*Stated exercise*
Every line that holds the string "subtitle" is to be identified and copied.

*Data section*
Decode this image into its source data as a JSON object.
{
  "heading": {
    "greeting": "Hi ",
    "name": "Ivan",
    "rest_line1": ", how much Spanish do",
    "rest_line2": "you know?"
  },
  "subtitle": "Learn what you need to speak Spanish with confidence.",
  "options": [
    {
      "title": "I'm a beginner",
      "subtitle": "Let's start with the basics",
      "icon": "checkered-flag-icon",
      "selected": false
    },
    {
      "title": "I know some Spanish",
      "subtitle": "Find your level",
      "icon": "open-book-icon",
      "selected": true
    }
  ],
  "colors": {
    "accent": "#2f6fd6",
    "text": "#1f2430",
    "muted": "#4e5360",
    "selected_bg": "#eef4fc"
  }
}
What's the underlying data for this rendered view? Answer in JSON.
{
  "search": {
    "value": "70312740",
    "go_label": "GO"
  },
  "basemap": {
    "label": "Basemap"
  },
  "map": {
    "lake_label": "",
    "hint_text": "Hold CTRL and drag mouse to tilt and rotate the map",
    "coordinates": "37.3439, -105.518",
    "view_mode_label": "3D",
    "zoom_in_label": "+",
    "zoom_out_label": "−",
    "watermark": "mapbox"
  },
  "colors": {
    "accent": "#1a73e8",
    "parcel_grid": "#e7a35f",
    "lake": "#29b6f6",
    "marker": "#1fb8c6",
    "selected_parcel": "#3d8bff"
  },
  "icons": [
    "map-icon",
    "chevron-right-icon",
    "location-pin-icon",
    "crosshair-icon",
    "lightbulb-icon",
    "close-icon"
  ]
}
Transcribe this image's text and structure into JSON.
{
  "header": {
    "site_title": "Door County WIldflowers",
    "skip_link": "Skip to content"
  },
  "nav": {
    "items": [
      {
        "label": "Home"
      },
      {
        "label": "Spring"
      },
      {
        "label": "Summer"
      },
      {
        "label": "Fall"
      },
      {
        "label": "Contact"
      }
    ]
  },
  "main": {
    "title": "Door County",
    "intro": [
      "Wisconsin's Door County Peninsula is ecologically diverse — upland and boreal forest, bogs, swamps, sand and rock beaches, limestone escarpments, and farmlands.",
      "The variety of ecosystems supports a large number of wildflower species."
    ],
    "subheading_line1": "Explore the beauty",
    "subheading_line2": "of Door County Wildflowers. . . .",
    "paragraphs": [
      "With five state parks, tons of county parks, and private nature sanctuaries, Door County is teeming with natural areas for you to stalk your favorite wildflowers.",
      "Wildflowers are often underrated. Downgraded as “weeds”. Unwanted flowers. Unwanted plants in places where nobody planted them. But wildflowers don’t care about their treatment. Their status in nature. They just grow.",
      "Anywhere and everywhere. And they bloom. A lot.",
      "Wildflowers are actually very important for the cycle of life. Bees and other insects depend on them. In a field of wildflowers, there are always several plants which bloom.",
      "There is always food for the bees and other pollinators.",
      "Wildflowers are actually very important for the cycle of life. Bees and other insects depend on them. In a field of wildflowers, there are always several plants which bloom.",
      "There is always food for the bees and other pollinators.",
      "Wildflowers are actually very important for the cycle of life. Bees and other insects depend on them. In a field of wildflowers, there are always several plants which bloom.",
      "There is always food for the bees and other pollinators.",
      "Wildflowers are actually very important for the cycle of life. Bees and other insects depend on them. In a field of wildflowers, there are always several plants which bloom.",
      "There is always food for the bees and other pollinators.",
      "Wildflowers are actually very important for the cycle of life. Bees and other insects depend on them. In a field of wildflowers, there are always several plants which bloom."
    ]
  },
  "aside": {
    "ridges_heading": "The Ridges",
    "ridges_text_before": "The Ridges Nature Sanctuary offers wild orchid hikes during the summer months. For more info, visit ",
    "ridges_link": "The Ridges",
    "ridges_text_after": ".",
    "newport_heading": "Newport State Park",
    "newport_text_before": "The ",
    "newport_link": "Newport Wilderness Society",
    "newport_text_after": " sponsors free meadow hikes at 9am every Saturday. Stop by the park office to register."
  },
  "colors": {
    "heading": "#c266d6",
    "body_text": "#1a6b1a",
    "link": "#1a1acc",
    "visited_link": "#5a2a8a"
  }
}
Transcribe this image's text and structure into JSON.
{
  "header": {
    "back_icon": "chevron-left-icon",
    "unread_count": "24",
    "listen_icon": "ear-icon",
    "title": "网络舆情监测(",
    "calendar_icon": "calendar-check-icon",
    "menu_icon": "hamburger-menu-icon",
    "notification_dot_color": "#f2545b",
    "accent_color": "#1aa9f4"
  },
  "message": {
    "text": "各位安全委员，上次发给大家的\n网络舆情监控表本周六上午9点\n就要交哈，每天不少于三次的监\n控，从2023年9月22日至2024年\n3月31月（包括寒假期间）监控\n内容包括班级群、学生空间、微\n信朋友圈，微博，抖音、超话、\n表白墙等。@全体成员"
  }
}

*Exercise output*
  "subtitle": "Learn what you need to speak Spanish with confidence.",
      "subtitle": "Let's start with the basics",
      "subtitle": "Find your level",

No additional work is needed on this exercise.